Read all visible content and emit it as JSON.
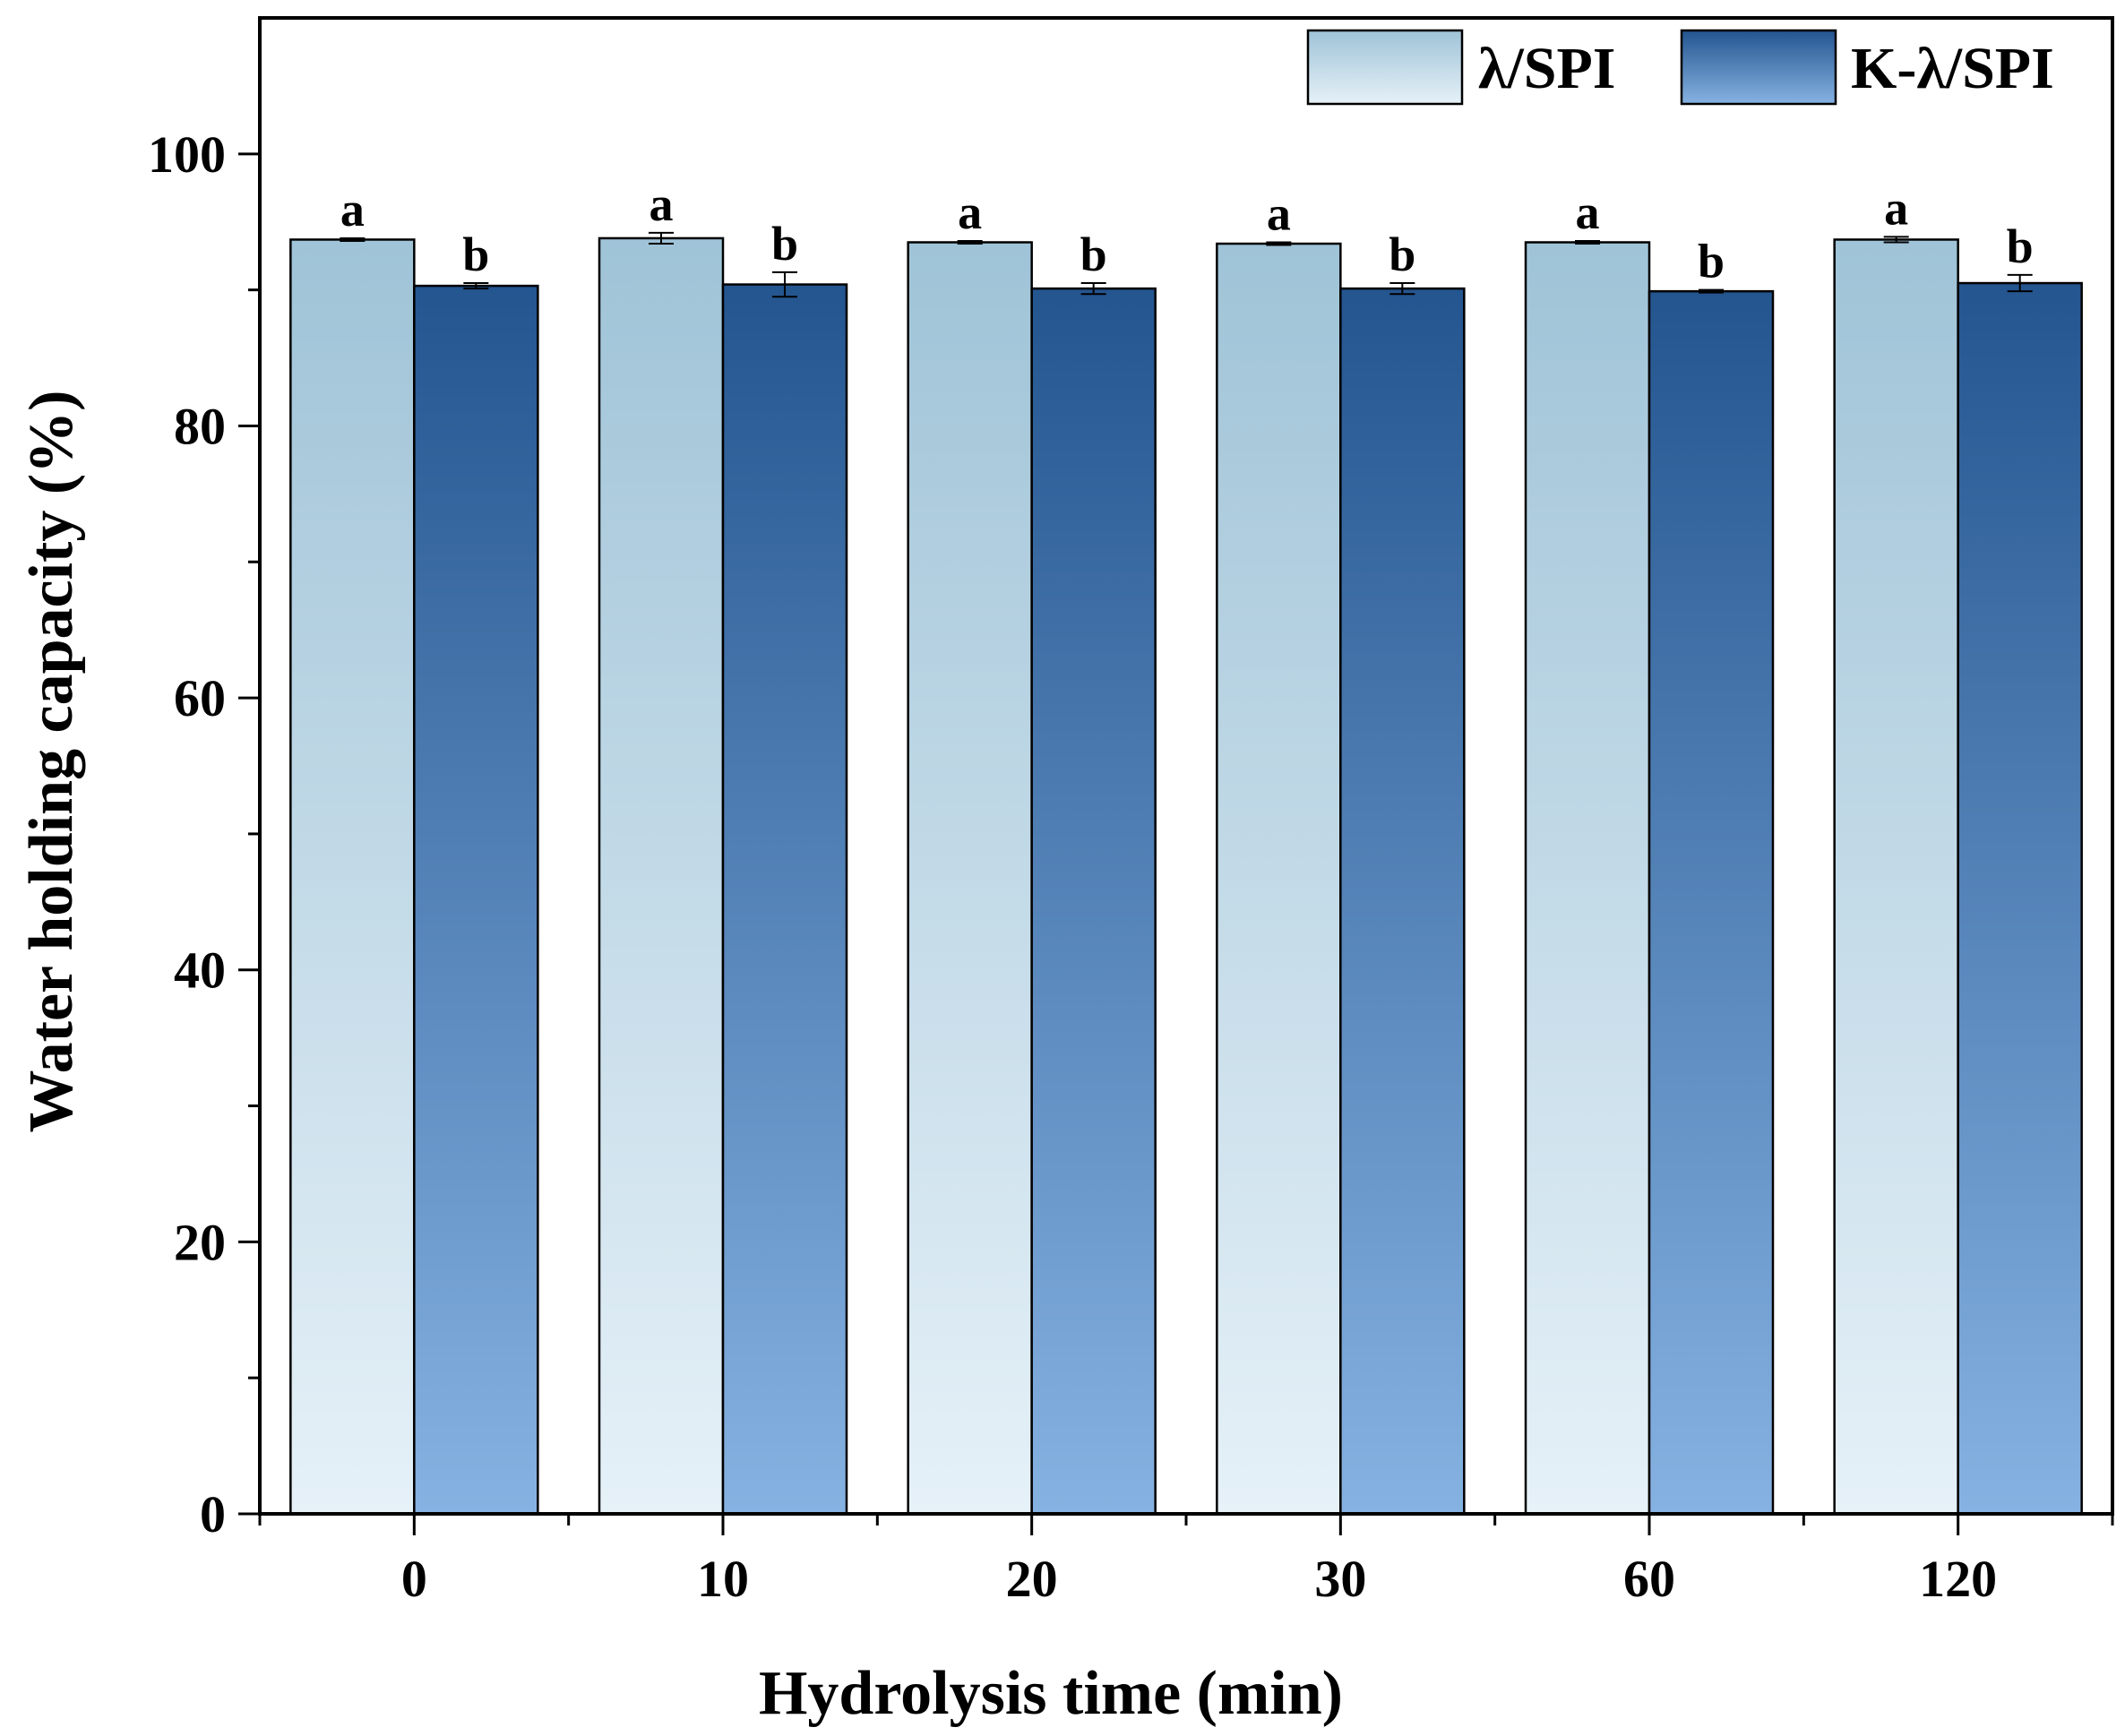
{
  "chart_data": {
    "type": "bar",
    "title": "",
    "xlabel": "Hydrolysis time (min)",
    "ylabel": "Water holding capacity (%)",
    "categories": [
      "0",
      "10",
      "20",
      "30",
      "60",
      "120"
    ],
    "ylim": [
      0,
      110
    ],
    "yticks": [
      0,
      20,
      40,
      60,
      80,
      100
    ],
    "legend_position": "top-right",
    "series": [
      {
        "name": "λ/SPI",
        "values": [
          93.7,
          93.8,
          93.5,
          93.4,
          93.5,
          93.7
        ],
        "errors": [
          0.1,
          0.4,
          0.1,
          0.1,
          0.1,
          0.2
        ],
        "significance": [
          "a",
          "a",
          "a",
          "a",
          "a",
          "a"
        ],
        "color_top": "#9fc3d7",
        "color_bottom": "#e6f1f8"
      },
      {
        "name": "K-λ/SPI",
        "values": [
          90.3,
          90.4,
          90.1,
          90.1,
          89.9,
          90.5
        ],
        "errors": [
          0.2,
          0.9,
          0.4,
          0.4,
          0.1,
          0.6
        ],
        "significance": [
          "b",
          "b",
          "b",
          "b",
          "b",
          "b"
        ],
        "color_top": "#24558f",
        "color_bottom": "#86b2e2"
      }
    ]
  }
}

WHAT THE EXERCISE ASKS — From the material above, copy everything exactly but the pictures.

WRITTEN ANSWER —
Read all visible content and emit it as JSON.
{
  "chart_data": {
    "type": "bar",
    "title": "",
    "xlabel": "Hydrolysis time (min)",
    "ylabel": "Water holding capacity (%)",
    "categories": [
      "0",
      "10",
      "20",
      "30",
      "60",
      "120"
    ],
    "ylim": [
      0,
      110
    ],
    "yticks": [
      0,
      20,
      40,
      60,
      80,
      100
    ],
    "legend_position": "top-right",
    "series": [
      {
        "name": "λ/SPI",
        "values": [
          93.7,
          93.8,
          93.5,
          93.4,
          93.5,
          93.7
        ],
        "errors": [
          0.1,
          0.4,
          0.1,
          0.1,
          0.1,
          0.2
        ],
        "significance": [
          "a",
          "a",
          "a",
          "a",
          "a",
          "a"
        ],
        "color_top": "#9fc3d7",
        "color_bottom": "#e6f1f8"
      },
      {
        "name": "K-λ/SPI",
        "values": [
          90.3,
          90.4,
          90.1,
          90.1,
          89.9,
          90.5
        ],
        "errors": [
          0.2,
          0.9,
          0.4,
          0.4,
          0.1,
          0.6
        ],
        "significance": [
          "b",
          "b",
          "b",
          "b",
          "b",
          "b"
        ],
        "color_top": "#24558f",
        "color_bottom": "#86b2e2"
      }
    ]
  }
}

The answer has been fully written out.